# [The exercise]
Drop every picture and give the entries back exactly.

## START

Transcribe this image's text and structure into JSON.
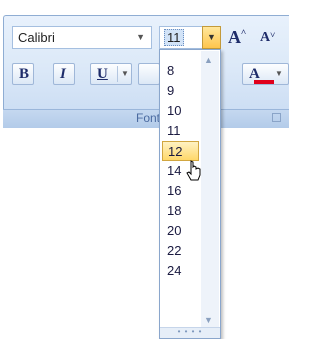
{
  "ribbon": {
    "font_name": "Calibri",
    "font_size": "11",
    "grow_font_label": "A",
    "shrink_font_label": "A",
    "bold_label": "B",
    "italic_label": "I",
    "underline_label": "U",
    "font_color_label": "A",
    "group_label": "Font"
  },
  "size_list": {
    "items": [
      "8",
      "9",
      "10",
      "11",
      "12",
      "14",
      "16",
      "18",
      "20",
      "22",
      "24"
    ],
    "selected": "12"
  },
  "colors": {
    "accent_highlight": "#ffd86a",
    "font_color_bar": "#e0001b",
    "ribbon_bg": "#dce9f8"
  }
}
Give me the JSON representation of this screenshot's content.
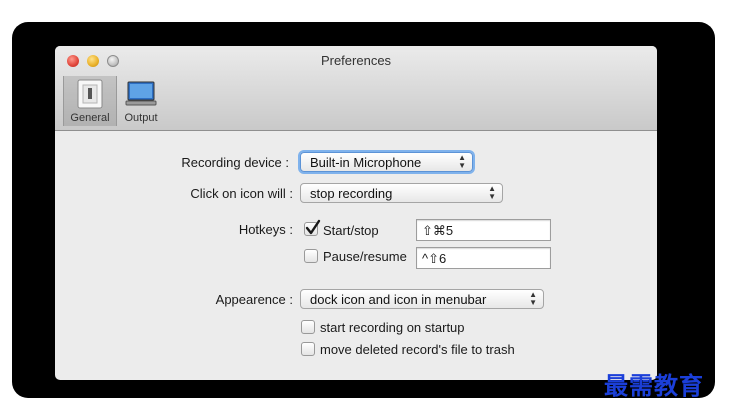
{
  "window": {
    "title": "Preferences"
  },
  "toolbar": {
    "items": [
      {
        "label": "General",
        "icon": "general-prefs-icon",
        "selected": true
      },
      {
        "label": "Output",
        "icon": "monitor-icon",
        "selected": false
      }
    ]
  },
  "form": {
    "recording_device": {
      "label": "Recording device :",
      "value": "Built-in Microphone"
    },
    "click_on_icon": {
      "label": "Click on icon will :",
      "value": "stop recording"
    },
    "hotkeys": {
      "label": "Hotkeys :",
      "start_stop": {
        "label": "Start/stop",
        "checked": true,
        "shortcut": "⇧⌘5"
      },
      "pause_resume": {
        "label": "Pause/resume",
        "checked": false,
        "shortcut": "^⇧6"
      }
    },
    "appearance": {
      "label": "Appearence :",
      "value": "dock icon and icon in menubar"
    },
    "start_on_startup": {
      "label": "start recording on startup",
      "checked": false
    },
    "move_to_trash": {
      "label": "move deleted record's file to trash",
      "checked": false
    }
  },
  "watermark": "最需教育",
  "colors": {
    "focus_ring": "#7fb2ec",
    "watermark": "#1b3fd9",
    "window_bg": "#ececec"
  }
}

## END

# [Solution for this task]
Transcribe this image's text and structure into JSON.
{
  "ribbon": {
    "font_name": "Calibri",
    "font_size": "11",
    "grow_font_label": "A",
    "shrink_font_label": "A",
    "bold_label": "B",
    "italic_label": "I",
    "underline_label": "U",
    "font_color_label": "A",
    "group_label": "Font"
  },
  "size_list": {
    "items": [
      "8",
      "9",
      "10",
      "11",
      "12",
      "14",
      "16",
      "18",
      "20",
      "22",
      "24"
    ],
    "selected": "12"
  },
  "colors": {
    "accent_highlight": "#ffd86a",
    "font_color_bar": "#e0001b",
    "ribbon_bg": "#dce9f8"
  }
}
Give me the JSON representation of this screenshot's content.
{
  "window": {
    "title": "Preferences"
  },
  "toolbar": {
    "items": [
      {
        "label": "General",
        "icon": "general-prefs-icon",
        "selected": true
      },
      {
        "label": "Output",
        "icon": "monitor-icon",
        "selected": false
      }
    ]
  },
  "form": {
    "recording_device": {
      "label": "Recording device :",
      "value": "Built-in Microphone"
    },
    "click_on_icon": {
      "label": "Click on icon will :",
      "value": "stop recording"
    },
    "hotkeys": {
      "label": "Hotkeys :",
      "start_stop": {
        "label": "Start/stop",
        "checked": true,
        "shortcut": "⇧⌘5"
      },
      "pause_resume": {
        "label": "Pause/resume",
        "checked": false,
        "shortcut": "^⇧6"
      }
    },
    "appearance": {
      "label": "Appearence :",
      "value": "dock icon and icon in menubar"
    },
    "start_on_startup": {
      "label": "start recording on startup",
      "checked": false
    },
    "move_to_trash": {
      "label": "move deleted record's file to trash",
      "checked": false
    }
  },
  "watermark": "最需教育",
  "colors": {
    "focus_ring": "#7fb2ec",
    "watermark": "#1b3fd9",
    "window_bg": "#ececec"
  }
}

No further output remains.